[Begin Task input]

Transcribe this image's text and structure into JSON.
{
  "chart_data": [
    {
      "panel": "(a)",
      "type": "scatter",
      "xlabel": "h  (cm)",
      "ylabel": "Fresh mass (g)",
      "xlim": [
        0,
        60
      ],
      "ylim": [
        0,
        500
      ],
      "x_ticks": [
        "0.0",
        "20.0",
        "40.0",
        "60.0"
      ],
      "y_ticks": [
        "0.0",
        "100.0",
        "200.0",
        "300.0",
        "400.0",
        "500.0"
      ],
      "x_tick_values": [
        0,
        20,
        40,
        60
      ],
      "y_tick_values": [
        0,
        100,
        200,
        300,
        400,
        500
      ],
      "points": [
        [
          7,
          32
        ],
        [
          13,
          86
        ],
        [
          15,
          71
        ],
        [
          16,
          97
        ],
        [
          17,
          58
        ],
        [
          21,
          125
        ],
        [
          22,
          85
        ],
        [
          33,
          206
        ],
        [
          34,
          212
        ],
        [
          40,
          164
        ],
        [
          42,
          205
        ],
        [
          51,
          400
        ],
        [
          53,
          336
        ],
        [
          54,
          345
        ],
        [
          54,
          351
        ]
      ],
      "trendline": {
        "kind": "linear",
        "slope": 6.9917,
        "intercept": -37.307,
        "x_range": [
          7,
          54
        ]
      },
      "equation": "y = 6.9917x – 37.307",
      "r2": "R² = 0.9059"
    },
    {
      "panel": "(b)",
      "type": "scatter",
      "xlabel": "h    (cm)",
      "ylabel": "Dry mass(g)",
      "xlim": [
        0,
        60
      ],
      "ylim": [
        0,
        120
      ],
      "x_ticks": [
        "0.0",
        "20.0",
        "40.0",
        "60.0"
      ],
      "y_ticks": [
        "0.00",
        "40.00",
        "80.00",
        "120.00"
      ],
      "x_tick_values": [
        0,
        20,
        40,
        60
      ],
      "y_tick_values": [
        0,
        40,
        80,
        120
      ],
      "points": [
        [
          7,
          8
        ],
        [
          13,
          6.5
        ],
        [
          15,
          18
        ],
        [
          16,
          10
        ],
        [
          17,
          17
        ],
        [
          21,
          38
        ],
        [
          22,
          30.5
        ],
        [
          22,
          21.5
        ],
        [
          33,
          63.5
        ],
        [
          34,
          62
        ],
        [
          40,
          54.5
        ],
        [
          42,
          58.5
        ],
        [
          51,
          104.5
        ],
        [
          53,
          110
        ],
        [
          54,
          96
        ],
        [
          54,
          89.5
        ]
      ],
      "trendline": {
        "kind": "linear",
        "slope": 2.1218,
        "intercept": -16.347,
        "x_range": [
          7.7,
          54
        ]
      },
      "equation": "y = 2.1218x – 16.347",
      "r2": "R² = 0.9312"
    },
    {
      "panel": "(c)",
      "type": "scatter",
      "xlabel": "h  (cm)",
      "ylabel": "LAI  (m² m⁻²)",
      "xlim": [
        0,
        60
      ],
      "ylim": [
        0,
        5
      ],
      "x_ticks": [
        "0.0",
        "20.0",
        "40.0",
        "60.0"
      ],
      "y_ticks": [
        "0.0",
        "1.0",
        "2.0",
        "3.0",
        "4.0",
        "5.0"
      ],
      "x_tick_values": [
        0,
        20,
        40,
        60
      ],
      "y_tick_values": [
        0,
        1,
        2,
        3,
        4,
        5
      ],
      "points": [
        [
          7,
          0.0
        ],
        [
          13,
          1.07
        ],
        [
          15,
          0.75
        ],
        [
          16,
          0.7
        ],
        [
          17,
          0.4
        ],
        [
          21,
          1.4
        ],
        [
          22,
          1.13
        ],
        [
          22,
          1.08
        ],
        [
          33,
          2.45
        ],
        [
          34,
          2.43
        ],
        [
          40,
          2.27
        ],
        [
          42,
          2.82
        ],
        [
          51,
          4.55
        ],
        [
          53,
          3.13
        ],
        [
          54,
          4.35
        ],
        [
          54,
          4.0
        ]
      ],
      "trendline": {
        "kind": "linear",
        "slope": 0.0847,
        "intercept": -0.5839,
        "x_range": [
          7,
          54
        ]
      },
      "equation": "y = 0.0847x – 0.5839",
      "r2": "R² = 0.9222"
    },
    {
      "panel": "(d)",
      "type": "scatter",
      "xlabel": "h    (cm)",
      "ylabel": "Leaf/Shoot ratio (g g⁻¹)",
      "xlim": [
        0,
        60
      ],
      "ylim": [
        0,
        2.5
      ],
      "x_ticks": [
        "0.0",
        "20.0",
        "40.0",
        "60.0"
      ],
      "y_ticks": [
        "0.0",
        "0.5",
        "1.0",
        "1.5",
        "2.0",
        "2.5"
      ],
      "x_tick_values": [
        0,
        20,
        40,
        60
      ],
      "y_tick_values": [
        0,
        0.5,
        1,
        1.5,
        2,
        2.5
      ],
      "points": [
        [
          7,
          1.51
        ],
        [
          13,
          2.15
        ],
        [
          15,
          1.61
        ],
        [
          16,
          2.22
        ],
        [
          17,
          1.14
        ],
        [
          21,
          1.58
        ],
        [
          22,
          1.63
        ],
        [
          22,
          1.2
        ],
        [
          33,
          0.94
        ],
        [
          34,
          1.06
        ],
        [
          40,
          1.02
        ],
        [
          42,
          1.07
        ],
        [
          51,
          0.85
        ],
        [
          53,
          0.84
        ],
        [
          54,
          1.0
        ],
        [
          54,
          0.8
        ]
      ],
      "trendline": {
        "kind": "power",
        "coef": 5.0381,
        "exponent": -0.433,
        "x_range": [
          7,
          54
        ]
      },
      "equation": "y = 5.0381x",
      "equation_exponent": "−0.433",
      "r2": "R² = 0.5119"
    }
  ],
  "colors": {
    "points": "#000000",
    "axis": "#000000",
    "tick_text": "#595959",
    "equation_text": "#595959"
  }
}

[End Task input]

■ **Request**: Your task is to extract all of the records exactly.

■ **Solution**:
Transcribe this image's text and structure into JSON.
{
  "chart_data": [
    {
      "panel": "(a)",
      "type": "scatter",
      "xlabel": "h  (cm)",
      "ylabel": "Fresh mass (g)",
      "xlim": [
        0,
        60
      ],
      "ylim": [
        0,
        500
      ],
      "x_ticks": [
        "0.0",
        "20.0",
        "40.0",
        "60.0"
      ],
      "y_ticks": [
        "0.0",
        "100.0",
        "200.0",
        "300.0",
        "400.0",
        "500.0"
      ],
      "x_tick_values": [
        0,
        20,
        40,
        60
      ],
      "y_tick_values": [
        0,
        100,
        200,
        300,
        400,
        500
      ],
      "points": [
        [
          7,
          32
        ],
        [
          13,
          86
        ],
        [
          15,
          71
        ],
        [
          16,
          97
        ],
        [
          17,
          58
        ],
        [
          21,
          125
        ],
        [
          22,
          85
        ],
        [
          33,
          206
        ],
        [
          34,
          212
        ],
        [
          40,
          164
        ],
        [
          42,
          205
        ],
        [
          51,
          400
        ],
        [
          53,
          336
        ],
        [
          54,
          345
        ],
        [
          54,
          351
        ]
      ],
      "trendline": {
        "kind": "linear",
        "slope": 6.9917,
        "intercept": -37.307,
        "x_range": [
          7,
          54
        ]
      },
      "equation": "y = 6.9917x – 37.307",
      "r2": "R² = 0.9059"
    },
    {
      "panel": "(b)",
      "type": "scatter",
      "xlabel": "h    (cm)",
      "ylabel": "Dry mass(g)",
      "xlim": [
        0,
        60
      ],
      "ylim": [
        0,
        120
      ],
      "x_ticks": [
        "0.0",
        "20.0",
        "40.0",
        "60.0"
      ],
      "y_ticks": [
        "0.00",
        "40.00",
        "80.00",
        "120.00"
      ],
      "x_tick_values": [
        0,
        20,
        40,
        60
      ],
      "y_tick_values": [
        0,
        40,
        80,
        120
      ],
      "points": [
        [
          7,
          8
        ],
        [
          13,
          6.5
        ],
        [
          15,
          18
        ],
        [
          16,
          10
        ],
        [
          17,
          17
        ],
        [
          21,
          38
        ],
        [
          22,
          30.5
        ],
        [
          22,
          21.5
        ],
        [
          33,
          63.5
        ],
        [
          34,
          62
        ],
        [
          40,
          54.5
        ],
        [
          42,
          58.5
        ],
        [
          51,
          104.5
        ],
        [
          53,
          110
        ],
        [
          54,
          96
        ],
        [
          54,
          89.5
        ]
      ],
      "trendline": {
        "kind": "linear",
        "slope": 2.1218,
        "intercept": -16.347,
        "x_range": [
          7.7,
          54
        ]
      },
      "equation": "y = 2.1218x – 16.347",
      "r2": "R² = 0.9312"
    },
    {
      "panel": "(c)",
      "type": "scatter",
      "xlabel": "h  (cm)",
      "ylabel": "LAI  (m² m⁻²)",
      "xlim": [
        0,
        60
      ],
      "ylim": [
        0,
        5
      ],
      "x_ticks": [
        "0.0",
        "20.0",
        "40.0",
        "60.0"
      ],
      "y_ticks": [
        "0.0",
        "1.0",
        "2.0",
        "3.0",
        "4.0",
        "5.0"
      ],
      "x_tick_values": [
        0,
        20,
        40,
        60
      ],
      "y_tick_values": [
        0,
        1,
        2,
        3,
        4,
        5
      ],
      "points": [
        [
          7,
          0.0
        ],
        [
          13,
          1.07
        ],
        [
          15,
          0.75
        ],
        [
          16,
          0.7
        ],
        [
          17,
          0.4
        ],
        [
          21,
          1.4
        ],
        [
          22,
          1.13
        ],
        [
          22,
          1.08
        ],
        [
          33,
          2.45
        ],
        [
          34,
          2.43
        ],
        [
          40,
          2.27
        ],
        [
          42,
          2.82
        ],
        [
          51,
          4.55
        ],
        [
          53,
          3.13
        ],
        [
          54,
          4.35
        ],
        [
          54,
          4.0
        ]
      ],
      "trendline": {
        "kind": "linear",
        "slope": 0.0847,
        "intercept": -0.5839,
        "x_range": [
          7,
          54
        ]
      },
      "equation": "y = 0.0847x – 0.5839",
      "r2": "R² = 0.9222"
    },
    {
      "panel": "(d)",
      "type": "scatter",
      "xlabel": "h    (cm)",
      "ylabel": "Leaf/Shoot ratio (g g⁻¹)",
      "xlim": [
        0,
        60
      ],
      "ylim": [
        0,
        2.5
      ],
      "x_ticks": [
        "0.0",
        "20.0",
        "40.0",
        "60.0"
      ],
      "y_ticks": [
        "0.0",
        "0.5",
        "1.0",
        "1.5",
        "2.0",
        "2.5"
      ],
      "x_tick_values": [
        0,
        20,
        40,
        60
      ],
      "y_tick_values": [
        0,
        0.5,
        1,
        1.5,
        2,
        2.5
      ],
      "points": [
        [
          7,
          1.51
        ],
        [
          13,
          2.15
        ],
        [
          15,
          1.61
        ],
        [
          16,
          2.22
        ],
        [
          17,
          1.14
        ],
        [
          21,
          1.58
        ],
        [
          22,
          1.63
        ],
        [
          22,
          1.2
        ],
        [
          33,
          0.94
        ],
        [
          34,
          1.06
        ],
        [
          40,
          1.02
        ],
        [
          42,
          1.07
        ],
        [
          51,
          0.85
        ],
        [
          53,
          0.84
        ],
        [
          54,
          1.0
        ],
        [
          54,
          0.8
        ]
      ],
      "trendline": {
        "kind": "power",
        "coef": 5.0381,
        "exponent": -0.433,
        "x_range": [
          7,
          54
        ]
      },
      "equation": "y = 5.0381x",
      "equation_exponent": "−0.433",
      "r2": "R² = 0.5119"
    }
  ],
  "colors": {
    "points": "#000000",
    "axis": "#000000",
    "tick_text": "#595959",
    "equation_text": "#595959"
  }
}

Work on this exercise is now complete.